#### Task instructions:
Give back the whole listing exactly as shown.

#### Data for processing:
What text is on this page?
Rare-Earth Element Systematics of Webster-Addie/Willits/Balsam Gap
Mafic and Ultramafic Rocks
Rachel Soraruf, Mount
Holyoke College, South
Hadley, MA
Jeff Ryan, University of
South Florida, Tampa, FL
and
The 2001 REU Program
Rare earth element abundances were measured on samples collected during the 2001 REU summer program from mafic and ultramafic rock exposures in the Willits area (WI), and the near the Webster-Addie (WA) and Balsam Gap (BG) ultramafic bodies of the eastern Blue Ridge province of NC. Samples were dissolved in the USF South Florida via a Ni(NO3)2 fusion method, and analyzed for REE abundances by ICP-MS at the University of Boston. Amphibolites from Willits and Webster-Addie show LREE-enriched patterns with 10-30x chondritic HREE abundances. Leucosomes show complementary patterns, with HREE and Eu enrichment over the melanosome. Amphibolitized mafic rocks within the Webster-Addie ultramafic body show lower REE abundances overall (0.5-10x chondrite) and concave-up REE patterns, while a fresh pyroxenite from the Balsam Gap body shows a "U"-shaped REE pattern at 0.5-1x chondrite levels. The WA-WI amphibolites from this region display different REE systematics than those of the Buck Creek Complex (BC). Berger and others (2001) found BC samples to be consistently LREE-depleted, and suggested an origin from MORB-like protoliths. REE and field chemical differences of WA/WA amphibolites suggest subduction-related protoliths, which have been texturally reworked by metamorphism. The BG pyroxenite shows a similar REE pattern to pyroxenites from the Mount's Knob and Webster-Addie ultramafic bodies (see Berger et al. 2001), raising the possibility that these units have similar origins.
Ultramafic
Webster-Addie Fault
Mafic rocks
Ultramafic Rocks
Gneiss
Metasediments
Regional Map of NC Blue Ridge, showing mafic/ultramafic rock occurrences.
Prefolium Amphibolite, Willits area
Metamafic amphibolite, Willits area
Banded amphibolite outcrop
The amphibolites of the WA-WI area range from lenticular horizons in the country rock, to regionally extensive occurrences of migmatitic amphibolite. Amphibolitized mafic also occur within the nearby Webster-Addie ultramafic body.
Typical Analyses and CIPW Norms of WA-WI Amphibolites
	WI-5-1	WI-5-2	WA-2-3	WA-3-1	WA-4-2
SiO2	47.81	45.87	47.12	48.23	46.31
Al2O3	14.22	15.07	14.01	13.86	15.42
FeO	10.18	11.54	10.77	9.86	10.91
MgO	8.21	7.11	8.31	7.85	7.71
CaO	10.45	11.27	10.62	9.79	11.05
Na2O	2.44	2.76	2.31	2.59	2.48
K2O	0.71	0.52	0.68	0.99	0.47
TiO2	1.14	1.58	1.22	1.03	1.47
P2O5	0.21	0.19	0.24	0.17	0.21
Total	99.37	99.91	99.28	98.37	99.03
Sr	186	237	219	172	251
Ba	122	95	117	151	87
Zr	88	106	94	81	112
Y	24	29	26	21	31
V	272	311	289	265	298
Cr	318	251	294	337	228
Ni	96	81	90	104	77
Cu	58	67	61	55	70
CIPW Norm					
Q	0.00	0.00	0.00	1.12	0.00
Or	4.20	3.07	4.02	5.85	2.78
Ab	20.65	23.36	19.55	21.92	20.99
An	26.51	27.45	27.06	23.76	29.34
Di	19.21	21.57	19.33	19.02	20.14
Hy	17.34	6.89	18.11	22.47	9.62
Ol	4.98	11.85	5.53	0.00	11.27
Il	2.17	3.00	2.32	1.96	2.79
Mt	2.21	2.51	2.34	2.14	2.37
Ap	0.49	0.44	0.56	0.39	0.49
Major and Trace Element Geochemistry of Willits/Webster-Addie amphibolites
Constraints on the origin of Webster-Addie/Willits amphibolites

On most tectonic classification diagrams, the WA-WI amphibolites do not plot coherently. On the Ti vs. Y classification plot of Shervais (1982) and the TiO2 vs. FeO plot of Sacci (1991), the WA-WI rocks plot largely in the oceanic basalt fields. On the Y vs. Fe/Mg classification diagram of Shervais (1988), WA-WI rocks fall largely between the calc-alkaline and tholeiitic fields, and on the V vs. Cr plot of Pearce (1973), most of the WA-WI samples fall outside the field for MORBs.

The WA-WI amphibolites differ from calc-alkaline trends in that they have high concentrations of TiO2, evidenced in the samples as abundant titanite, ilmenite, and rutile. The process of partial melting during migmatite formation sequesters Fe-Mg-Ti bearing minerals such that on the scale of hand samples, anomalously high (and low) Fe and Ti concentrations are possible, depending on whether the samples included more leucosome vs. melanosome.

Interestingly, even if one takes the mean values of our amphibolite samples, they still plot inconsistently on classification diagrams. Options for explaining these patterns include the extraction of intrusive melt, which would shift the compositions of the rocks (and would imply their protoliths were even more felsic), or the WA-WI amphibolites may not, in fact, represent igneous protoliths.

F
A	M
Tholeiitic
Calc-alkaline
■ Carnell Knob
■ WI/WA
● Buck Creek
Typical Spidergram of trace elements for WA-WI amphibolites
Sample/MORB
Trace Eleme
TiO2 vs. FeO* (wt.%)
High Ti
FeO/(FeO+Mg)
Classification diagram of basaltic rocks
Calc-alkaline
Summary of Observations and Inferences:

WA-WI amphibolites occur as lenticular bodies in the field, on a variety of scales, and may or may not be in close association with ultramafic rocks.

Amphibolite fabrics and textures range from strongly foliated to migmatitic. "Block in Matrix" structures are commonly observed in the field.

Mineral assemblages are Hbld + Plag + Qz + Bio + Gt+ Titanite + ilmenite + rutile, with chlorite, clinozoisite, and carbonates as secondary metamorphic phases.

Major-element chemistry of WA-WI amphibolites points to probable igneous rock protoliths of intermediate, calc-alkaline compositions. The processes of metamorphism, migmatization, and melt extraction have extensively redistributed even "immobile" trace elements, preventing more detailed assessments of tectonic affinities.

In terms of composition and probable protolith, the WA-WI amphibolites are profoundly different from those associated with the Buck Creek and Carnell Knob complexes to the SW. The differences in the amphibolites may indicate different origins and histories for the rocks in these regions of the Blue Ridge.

#### Full solution:
What text is on this page?
Rare-Earth Element Systematics of Webster-Addie/Willits/Balsam Gap
Mafic and Ultramafic Rocks
Rachel Soraruf, Mount
Holyoke College, South
Hadley, MA
Jeff Ryan, University of
South Florida, Tampa, FL
and
The 2001 REU Program
Rare earth element abundances were measured on samples collected during the 2001 REU summer program from mafic and ultramafic rock exposures in the Willits area (WI), and the near the Webster-Addie (WA) and Balsam Gap (BG) ultramafic bodies of the eastern Blue Ridge province of NC. Samples were dissolved in the USF South Florida via a Ni(NO3)2 fusion method, and analyzed for REE abundances by ICP-MS at the University of Boston. Amphibolites from Willits and Webster-Addie show LREE-enriched patterns with 10-30x chondritic HREE abundances. Leucosomes show complementary patterns, with HREE and Eu enrichment over the melanosome. Amphibolitized mafic rocks within the Webster-Addie ultramafic body show lower REE abundances overall (0.5-10x chondrite) and concave-up REE patterns, while a fresh pyroxenite from the Balsam Gap body shows a "U"-shaped REE pattern at 0.5-1x chondrite levels. The WA-WI amphibolites from this region display different REE systematics than those of the Buck Creek Complex (BC). Berger and others (2001) found BC samples to be consistently LREE-depleted, and suggested an origin from MORB-like protoliths. REE and field chemical differences of WA/WA amphibolites suggest subduction-related protoliths, which have been texturally reworked by metamorphism. The BG pyroxenite shows a similar REE pattern to pyroxenites from the Mount's Knob and Webster-Addie ultramafic bodies (see Berger et al. 2001), raising the possibility that these units have similar origins.
Ultramafic
Webster-Addie Fault
Mafic rocks
Ultramafic Rocks
Gneiss
Metasediments
Regional Map of NC Blue Ridge, showing mafic/ultramafic rock occurrences.
Prefolium Amphibolite, Willits area
Metamafic amphibolite, Willits area
Banded amphibolite outcrop
The amphibolites of the WA-WI area range from lenticular horizons in the country rock, to regionally extensive occurrences of migmatitic amphibolite. Amphibolitized mafic also occur within the nearby Webster-Addie ultramafic body.
Typical Analyses and CIPW Norms of WA-WI Amphibolites
	WI-5-1	WI-5-2	WA-2-3	WA-3-1	WA-4-2
SiO2	47.81	45.87	47.12	48.23	46.31
Al2O3	14.22	15.07	14.01	13.86	15.42
FeO	10.18	11.54	10.77	9.86	10.91
MgO	8.21	7.11	8.31	7.85	7.71
CaO	10.45	11.27	10.62	9.79	11.05
Na2O	2.44	2.76	2.31	2.59	2.48
K2O	0.71	0.52	0.68	0.99	0.47
TiO2	1.14	1.58	1.22	1.03	1.47
P2O5	0.21	0.19	0.24	0.17	0.21
Total	99.37	99.91	99.28	98.37	99.03
Sr	186	237	219	172	251
Ba	122	95	117	151	87
Zr	88	106	94	81	112
Y	24	29	26	21	31
V	272	311	289	265	298
Cr	318	251	294	337	228
Ni	96	81	90	104	77
Cu	58	67	61	55	70
CIPW Norm					
Q	0.00	0.00	0.00	1.12	0.00
Or	4.20	3.07	4.02	5.85	2.78
Ab	20.65	23.36	19.55	21.92	20.99
An	26.51	27.45	27.06	23.76	29.34
Di	19.21	21.57	19.33	19.02	20.14
Hy	17.34	6.89	18.11	22.47	9.62
Ol	4.98	11.85	5.53	0.00	11.27
Il	2.17	3.00	2.32	1.96	2.79
Mt	2.21	2.51	2.34	2.14	2.37
Ap	0.49	0.44	0.56	0.39	0.49
Major and Trace Element Geochemistry of Willits/Webster-Addie amphibolites
Constraints on the origin of Webster-Addie/Willits amphibolites

On most tectonic classification diagrams, the WA-WI amphibolites do not plot coherently. On the Ti vs. Y classification plot of Shervais (1982) and the TiO2 vs. FeO plot of Sacci (1991), the WA-WI rocks plot largely in the oceanic basalt fields. On the Y vs. Fe/Mg classification diagram of Shervais (1988), WA-WI rocks fall largely between the calc-alkaline and tholeiitic fields, and on the V vs. Cr plot of Pearce (1973), most of the WA-WI samples fall outside the field for MORBs.

The WA-WI amphibolites differ from calc-alkaline trends in that they have high concentrations of TiO2, evidenced in the samples as abundant titanite, ilmenite, and rutile. The process of partial melting during migmatite formation sequesters Fe-Mg-Ti bearing minerals such that on the scale of hand samples, anomalously high (and low) Fe and Ti concentrations are possible, depending on whether the samples included more leucosome vs. melanosome.

Interestingly, even if one takes the mean values of our amphibolite samples, they still plot inconsistently on classification diagrams. Options for explaining these patterns include the extraction of intrusive melt, which would shift the compositions of the rocks (and would imply their protoliths were even more felsic), or the WA-WI amphibolites may not, in fact, represent igneous protoliths.

F
A	M
Tholeiitic
Calc-alkaline
■ Carnell Knob
■ WI/WA
● Buck Creek
Typical Spidergram of trace elements for WA-WI amphibolites
Sample/MORB
Trace Eleme
TiO2 vs. FeO* (wt.%)
High Ti
FeO/(FeO+Mg)
Classification diagram of basaltic rocks
Calc-alkaline
Summary of Observations and Inferences:

WA-WI amphibolites occur as lenticular bodies in the field, on a variety of scales, and may or may not be in close association with ultramafic rocks.

Amphibolite fabrics and textures range from strongly foliated to migmatitic. "Block in Matrix" structures are commonly observed in the field.

Mineral assemblages are Hbld + Plag + Qz + Bio + Gt+ Titanite + ilmenite + rutile, with chlorite, clinozoisite, and carbonates as secondary metamorphic phases.

Major-element chemistry of WA-WI amphibolites points to probable igneous rock protoliths of intermediate, calc-alkaline compositions. The processes of metamorphism, migmatization, and melt extraction have extensively redistributed even "immobile" trace elements, preventing more detailed assessments of tectonic affinities.

In terms of composition and probable protolith, the WA-WI amphibolites are profoundly different from those associated with the Buck Creek and Carnell Knob complexes to the SW. The differences in the amphibolites may indicate different origins and histories for the rocks in these regions of the Blue Ridge.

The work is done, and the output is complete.